(Records excerpted from a collection)
>>>>>

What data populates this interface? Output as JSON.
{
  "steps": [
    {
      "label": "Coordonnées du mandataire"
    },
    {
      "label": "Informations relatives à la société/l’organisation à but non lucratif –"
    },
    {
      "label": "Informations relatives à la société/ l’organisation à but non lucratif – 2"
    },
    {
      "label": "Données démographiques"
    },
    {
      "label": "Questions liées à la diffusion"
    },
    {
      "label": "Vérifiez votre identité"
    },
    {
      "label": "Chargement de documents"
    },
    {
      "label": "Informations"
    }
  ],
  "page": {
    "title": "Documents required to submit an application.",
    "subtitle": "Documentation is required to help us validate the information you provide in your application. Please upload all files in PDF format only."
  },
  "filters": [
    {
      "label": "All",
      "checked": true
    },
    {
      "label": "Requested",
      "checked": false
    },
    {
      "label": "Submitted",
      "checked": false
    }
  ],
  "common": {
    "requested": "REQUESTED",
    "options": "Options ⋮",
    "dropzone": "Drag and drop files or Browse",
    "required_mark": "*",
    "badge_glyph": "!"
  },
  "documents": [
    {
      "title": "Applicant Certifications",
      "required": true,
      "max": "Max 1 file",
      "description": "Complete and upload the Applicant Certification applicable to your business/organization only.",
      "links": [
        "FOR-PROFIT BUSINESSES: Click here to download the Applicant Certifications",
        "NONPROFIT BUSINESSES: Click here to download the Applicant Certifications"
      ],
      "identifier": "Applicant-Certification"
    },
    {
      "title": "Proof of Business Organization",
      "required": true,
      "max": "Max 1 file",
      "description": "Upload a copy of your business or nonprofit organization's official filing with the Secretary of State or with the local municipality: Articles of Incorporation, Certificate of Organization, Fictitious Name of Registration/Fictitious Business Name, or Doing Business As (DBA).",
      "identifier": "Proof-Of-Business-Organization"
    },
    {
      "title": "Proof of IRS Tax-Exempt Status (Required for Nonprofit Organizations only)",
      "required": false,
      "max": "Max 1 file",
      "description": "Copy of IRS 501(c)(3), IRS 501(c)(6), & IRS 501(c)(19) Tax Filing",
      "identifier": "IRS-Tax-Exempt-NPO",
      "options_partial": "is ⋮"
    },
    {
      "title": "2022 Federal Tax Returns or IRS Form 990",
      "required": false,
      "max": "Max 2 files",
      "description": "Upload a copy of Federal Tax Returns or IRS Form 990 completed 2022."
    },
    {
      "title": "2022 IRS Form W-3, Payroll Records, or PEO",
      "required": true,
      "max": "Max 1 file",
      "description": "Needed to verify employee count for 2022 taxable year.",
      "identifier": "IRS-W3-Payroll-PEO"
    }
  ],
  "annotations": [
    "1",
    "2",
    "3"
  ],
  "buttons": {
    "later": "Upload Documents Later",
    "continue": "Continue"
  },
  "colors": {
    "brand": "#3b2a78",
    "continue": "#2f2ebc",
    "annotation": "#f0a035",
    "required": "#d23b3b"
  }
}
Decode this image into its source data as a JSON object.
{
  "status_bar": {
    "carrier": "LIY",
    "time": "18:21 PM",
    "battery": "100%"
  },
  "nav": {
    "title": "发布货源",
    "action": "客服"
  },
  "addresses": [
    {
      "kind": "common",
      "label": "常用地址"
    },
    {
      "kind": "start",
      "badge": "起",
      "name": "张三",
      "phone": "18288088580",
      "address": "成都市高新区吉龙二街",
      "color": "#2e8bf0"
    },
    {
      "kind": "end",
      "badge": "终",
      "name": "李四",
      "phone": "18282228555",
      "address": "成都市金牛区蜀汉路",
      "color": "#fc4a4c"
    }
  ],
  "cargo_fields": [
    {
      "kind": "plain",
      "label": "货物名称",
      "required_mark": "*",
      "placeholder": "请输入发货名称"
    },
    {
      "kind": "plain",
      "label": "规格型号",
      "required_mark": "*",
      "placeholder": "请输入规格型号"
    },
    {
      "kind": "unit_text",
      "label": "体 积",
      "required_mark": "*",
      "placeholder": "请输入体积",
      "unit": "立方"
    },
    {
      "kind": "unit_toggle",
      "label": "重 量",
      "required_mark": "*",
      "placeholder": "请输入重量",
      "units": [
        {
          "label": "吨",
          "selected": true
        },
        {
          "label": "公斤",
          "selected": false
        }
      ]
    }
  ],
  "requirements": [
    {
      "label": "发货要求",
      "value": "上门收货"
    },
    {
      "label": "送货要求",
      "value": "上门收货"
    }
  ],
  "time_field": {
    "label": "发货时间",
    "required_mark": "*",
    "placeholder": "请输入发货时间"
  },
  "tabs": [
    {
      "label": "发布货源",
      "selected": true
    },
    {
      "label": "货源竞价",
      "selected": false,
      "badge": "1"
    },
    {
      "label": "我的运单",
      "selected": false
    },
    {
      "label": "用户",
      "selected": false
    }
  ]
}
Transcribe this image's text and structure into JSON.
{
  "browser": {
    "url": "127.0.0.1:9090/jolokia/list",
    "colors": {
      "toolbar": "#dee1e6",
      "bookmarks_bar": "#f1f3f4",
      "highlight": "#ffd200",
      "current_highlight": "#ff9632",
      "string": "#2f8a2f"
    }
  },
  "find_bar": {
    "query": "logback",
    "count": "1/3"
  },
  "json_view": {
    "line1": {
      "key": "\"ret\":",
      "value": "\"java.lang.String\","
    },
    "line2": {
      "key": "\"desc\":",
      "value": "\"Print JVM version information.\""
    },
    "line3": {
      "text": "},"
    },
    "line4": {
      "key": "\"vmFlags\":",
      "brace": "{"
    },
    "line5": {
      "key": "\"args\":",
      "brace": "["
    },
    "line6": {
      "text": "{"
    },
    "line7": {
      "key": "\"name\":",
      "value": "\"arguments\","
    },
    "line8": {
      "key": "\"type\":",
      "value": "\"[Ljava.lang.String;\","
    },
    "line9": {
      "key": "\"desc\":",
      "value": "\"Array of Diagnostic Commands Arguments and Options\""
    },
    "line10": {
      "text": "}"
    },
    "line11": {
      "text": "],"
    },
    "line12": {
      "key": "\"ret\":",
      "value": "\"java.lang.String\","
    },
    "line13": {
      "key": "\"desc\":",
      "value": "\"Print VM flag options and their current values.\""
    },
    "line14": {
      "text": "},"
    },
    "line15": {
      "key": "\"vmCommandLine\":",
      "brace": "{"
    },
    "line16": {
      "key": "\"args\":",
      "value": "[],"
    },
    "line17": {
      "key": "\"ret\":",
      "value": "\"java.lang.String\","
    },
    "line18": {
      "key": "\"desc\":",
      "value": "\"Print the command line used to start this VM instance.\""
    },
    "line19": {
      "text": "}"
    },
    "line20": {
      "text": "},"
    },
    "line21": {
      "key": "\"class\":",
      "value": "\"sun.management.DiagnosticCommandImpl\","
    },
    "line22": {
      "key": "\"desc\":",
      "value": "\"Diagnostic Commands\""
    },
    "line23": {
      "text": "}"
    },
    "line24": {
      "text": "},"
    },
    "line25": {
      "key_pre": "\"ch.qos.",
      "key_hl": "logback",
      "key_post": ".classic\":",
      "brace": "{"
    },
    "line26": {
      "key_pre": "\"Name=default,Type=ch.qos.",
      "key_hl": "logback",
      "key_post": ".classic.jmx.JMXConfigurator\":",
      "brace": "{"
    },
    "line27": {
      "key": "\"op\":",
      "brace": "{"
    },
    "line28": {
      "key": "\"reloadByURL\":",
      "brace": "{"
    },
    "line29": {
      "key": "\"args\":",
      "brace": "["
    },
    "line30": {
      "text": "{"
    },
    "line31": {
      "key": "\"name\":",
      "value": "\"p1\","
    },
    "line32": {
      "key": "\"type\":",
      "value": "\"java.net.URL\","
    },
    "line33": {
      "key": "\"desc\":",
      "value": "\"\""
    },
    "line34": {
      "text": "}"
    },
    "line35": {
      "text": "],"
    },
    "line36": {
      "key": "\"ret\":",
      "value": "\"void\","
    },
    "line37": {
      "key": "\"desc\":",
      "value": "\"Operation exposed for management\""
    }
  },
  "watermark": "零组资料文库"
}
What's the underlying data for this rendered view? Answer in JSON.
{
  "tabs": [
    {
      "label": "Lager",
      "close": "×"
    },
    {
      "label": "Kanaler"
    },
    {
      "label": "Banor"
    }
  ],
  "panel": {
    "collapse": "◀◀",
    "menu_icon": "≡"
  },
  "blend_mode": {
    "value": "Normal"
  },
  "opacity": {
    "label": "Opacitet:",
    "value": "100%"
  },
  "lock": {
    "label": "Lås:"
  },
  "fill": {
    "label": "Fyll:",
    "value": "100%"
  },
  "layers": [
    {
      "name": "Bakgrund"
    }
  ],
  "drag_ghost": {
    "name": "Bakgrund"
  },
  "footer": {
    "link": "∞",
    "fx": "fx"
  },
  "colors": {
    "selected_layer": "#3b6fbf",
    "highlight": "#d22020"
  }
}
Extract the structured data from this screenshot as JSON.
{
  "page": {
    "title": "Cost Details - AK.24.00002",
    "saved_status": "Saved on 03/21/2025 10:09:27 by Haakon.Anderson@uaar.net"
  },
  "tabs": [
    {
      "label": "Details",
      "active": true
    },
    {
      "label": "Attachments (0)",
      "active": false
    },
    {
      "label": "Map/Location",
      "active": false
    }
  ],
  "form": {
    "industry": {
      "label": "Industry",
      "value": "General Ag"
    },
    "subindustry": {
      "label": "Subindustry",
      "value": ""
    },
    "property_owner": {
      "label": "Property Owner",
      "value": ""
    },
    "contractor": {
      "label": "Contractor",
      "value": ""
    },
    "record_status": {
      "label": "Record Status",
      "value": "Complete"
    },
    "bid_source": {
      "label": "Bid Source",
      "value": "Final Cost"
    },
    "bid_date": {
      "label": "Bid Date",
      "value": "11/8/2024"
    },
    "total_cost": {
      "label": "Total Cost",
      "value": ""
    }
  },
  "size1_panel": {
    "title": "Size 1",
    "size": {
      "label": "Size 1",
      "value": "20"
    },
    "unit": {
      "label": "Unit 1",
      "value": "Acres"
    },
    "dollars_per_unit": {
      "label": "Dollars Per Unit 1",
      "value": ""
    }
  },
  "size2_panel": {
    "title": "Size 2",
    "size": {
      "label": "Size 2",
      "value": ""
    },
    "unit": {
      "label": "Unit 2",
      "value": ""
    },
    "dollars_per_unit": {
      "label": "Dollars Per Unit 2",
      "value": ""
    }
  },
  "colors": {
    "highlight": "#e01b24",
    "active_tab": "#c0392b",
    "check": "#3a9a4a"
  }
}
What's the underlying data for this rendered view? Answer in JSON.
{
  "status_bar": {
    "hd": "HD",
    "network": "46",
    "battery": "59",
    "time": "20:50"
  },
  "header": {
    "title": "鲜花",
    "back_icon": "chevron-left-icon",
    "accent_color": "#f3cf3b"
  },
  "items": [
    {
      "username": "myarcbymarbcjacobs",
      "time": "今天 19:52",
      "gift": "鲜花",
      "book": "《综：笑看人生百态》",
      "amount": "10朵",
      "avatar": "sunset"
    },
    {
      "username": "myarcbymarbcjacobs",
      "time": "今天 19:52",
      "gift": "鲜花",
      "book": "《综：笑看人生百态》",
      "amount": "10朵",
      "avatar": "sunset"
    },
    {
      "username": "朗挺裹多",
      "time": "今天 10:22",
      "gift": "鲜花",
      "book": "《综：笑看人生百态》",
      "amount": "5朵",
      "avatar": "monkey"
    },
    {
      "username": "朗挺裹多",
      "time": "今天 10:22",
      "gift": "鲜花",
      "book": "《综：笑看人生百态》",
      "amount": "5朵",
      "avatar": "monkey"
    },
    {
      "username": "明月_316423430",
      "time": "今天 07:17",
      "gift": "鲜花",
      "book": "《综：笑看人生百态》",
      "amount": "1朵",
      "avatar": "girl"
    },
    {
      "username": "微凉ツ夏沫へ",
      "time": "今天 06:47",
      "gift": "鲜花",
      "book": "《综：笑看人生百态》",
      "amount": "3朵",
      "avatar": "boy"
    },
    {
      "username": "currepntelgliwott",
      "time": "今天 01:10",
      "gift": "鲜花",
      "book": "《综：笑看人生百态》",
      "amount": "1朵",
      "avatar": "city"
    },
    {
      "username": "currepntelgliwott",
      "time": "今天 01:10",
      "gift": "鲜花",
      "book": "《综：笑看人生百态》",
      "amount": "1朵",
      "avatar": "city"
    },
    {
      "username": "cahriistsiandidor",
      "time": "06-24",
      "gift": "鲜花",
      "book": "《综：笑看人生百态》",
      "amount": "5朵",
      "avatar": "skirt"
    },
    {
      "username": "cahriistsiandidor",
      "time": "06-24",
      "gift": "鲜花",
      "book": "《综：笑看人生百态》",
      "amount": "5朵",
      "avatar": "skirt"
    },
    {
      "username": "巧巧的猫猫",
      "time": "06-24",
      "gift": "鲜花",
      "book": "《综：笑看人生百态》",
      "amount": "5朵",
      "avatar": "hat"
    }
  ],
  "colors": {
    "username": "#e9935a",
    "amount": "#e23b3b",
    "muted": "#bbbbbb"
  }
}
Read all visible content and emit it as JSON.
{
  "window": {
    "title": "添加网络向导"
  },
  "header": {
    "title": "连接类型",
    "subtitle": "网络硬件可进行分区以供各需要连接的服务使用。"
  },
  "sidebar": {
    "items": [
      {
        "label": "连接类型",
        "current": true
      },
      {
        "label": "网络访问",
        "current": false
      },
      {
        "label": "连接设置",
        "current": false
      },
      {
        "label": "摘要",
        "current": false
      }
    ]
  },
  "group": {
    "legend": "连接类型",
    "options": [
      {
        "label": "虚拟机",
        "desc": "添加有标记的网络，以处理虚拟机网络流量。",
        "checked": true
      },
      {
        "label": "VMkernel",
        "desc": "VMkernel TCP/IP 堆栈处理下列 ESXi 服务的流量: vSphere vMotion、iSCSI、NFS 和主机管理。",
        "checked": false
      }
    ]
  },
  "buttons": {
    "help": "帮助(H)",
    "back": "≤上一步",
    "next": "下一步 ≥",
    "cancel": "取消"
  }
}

<<<<<

Each line that contains the word "VMkernel" counts toward the total; give only that total.

2